_Reading text_
┏━━

# Calculating the froce between two magnets

1. Oct 22, 2005

### chui

Last edited by a moderator: Apr 21, 2017
2. Oct 22, 2005

### Integral

Staff Emeritus
$$\mu$$ is the permeability of the medium between the magnets, in your case this is probably air, the value of [itex] \mu_{air} \approx \mu_0 = 1.26 x 10^{-4} \frac {Henry} {meter} [/tex].

Last edited by a moderator: Apr 21, 2017
3. Oct 22, 2005

### pervect

Staff Emeritus
Another thing that's worth pointing out is that magnetic poles (aka monopoles) have never been observed to exist, though theoretically they may have existed at very early times in the formation of the universe.

So if you want to calculate the force between a pair of real magnets like the kind you'll be likely to find on your refrigeratior, you'll need to work out the force between dipoles, not magnetic poles (aka monoples). This will lead to a much more complex formula, and a non-inverse square relationship for the force.

┗━━

_Recorded information_
┏━━

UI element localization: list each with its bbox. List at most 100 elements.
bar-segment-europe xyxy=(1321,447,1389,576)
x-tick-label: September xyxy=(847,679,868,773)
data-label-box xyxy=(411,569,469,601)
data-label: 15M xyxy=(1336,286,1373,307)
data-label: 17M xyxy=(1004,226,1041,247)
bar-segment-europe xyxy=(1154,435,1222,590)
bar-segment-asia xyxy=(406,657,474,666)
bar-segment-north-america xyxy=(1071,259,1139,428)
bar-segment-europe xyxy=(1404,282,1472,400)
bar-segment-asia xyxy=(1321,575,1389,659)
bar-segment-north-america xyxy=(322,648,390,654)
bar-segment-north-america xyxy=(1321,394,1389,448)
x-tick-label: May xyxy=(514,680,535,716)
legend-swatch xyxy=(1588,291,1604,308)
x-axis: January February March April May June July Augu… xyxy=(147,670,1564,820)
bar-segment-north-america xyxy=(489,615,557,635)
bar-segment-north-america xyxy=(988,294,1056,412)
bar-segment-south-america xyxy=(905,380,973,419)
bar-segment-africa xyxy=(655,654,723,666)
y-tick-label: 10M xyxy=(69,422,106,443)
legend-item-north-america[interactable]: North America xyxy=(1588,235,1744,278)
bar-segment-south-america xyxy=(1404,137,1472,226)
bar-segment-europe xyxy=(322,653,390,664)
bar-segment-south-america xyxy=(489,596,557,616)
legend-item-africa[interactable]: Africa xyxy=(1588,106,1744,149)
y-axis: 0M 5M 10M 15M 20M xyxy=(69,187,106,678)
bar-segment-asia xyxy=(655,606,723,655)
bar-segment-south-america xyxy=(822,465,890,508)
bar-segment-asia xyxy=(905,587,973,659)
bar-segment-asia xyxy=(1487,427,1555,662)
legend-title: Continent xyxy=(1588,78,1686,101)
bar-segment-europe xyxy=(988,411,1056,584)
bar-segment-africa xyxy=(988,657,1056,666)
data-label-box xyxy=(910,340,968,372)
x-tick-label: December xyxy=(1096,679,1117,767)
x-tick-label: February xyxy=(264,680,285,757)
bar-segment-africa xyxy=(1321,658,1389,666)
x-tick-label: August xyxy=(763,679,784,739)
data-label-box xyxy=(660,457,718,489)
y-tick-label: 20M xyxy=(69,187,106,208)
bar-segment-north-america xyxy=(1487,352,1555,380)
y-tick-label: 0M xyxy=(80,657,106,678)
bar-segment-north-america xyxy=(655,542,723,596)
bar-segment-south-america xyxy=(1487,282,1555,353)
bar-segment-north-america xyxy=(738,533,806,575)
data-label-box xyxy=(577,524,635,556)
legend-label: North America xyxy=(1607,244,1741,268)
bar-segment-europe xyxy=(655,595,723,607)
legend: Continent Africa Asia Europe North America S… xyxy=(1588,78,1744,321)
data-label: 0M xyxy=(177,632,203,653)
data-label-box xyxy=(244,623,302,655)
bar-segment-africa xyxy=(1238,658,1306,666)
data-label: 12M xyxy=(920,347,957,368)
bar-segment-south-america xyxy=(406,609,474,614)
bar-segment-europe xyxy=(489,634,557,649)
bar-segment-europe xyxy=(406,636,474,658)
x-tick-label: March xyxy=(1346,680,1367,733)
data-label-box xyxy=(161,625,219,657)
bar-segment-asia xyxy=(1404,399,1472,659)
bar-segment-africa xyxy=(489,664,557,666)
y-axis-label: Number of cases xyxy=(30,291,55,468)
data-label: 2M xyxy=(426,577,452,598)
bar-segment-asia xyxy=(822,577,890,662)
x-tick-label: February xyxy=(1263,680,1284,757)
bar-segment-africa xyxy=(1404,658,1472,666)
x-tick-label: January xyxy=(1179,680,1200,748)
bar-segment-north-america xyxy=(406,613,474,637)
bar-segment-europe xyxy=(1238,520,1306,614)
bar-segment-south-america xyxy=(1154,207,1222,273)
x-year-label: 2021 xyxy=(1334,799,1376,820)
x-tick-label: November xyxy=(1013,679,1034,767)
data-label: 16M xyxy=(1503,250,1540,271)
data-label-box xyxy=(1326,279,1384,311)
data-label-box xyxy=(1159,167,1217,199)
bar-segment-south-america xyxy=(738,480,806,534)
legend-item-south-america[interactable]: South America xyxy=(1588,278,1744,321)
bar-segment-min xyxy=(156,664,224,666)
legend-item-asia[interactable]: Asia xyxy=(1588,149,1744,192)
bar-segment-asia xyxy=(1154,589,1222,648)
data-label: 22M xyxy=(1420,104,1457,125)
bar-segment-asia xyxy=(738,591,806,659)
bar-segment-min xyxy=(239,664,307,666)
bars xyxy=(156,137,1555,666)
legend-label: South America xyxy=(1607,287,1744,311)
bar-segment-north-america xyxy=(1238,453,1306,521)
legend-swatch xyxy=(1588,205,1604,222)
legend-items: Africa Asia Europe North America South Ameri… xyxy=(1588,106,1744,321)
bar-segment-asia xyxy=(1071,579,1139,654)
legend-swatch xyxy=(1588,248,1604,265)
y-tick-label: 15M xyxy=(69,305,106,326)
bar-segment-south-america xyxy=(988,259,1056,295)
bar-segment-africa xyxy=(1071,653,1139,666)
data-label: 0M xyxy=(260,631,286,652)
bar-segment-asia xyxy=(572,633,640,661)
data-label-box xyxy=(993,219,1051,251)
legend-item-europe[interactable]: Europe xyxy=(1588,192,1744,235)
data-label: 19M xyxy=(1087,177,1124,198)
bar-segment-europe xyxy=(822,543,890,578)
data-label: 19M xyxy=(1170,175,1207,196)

┗━━

_What is needed_
Continue the forum thread on calculating the force between two magnets from the point where it stops.

_Result_
Modeling a magnetic dipole as a pair of magnetic poles some distance will be very useful in calculating the force between real magnets, but as far as real-life applicaitons go, the wikipedia formula has only done half the job.

4. Oct 22, 2005

### chui

no mass?

Well, Does this force not effected by the magnet Mass?! (unlike gravity etc.)
why is that?

5. Oct 22, 2005

### pervect

Staff Emeritus
The electric force between two charges depends on the charge, not the mass. The magnetic force is basically a relativistic correction to the electric force, so it depends on charge and velocity (i.e. current).